Dataset entries

○ ○ ○ ○ ○ ○ ○

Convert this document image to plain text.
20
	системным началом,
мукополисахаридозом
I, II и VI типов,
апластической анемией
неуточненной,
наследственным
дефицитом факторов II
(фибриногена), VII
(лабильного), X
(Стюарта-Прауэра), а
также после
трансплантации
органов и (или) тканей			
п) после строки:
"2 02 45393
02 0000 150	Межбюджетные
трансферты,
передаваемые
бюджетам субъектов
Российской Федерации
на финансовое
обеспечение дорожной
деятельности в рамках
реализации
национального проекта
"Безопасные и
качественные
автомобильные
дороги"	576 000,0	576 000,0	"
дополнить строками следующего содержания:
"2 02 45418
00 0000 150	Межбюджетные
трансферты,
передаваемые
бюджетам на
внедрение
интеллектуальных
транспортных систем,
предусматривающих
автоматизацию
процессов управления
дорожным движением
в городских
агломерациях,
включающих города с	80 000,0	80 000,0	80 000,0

○ ○ ○ ○ ○ ○ ○

What you need to do: Write out all the data again, exactly as it appears.

Task solution:
Convert this document image to plain text.
20
	системным началом,
мукополисахаридозом
I, II и VI типов,
апластической анемией
неуточненной,
наследственным
дефицитом факторов II
(фибриногена), VII
(лабильного), X
(Стюарта-Прауэра), а
также после
трансплантации
органов и (или) тканей			
п) после строки:
"2 02 45393
02 0000 150	Межбюджетные
трансферты,
передаваемые
бюджетам субъектов
Российской Федерации
на финансовое
обеспечение дорожной
деятельности в рамках
реализации
национального проекта
"Безопасные и
качественные
автомобильные
дороги"	576 000,0	576 000,0	"
дополнить строками следующего содержания:
"2 02 45418
00 0000 150	Межбюджетные
трансферты,
передаваемые
бюджетам на
внедрение
интеллектуальных
транспортных систем,
предусматривающих
автоматизацию
процессов управления
дорожным движением
в городских
агломерациях,
включающих города с	80 000,0	80 000,0	80 000,0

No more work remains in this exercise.